-- START OF DATA PROVIDED --
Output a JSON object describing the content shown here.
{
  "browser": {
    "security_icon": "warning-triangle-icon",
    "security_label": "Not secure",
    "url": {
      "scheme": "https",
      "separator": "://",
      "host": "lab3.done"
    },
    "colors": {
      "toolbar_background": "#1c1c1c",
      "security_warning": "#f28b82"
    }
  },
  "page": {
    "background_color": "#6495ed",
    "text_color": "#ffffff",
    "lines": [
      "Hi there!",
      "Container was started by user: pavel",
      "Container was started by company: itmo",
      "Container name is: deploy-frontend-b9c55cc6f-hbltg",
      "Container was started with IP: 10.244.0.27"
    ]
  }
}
-- END OF DATA PROVIDED --
* REQUEST:
Print the whole listing exactly as it is.

* COMPLETED EXERCISE:
Output a JSON object describing the content shown here.
{
  "browser": {
    "security_icon": "warning-triangle-icon",
    "security_label": "Not secure",
    "url": {
      "scheme": "https",
      "separator": "://",
      "host": "lab3.done"
    },
    "colors": {
      "toolbar_background": "#1c1c1c",
      "security_warning": "#f28b82"
    }
  },
  "page": {
    "background_color": "#6495ed",
    "text_color": "#ffffff",
    "lines": [
      "Hi there!",
      "Container was started by user: pavel",
      "Container was started by company: itmo",
      "Container name is: deploy-frontend-b9c55cc6f-hbltg",
      "Container was started with IP: 10.244.0.27"
    ]
  }
}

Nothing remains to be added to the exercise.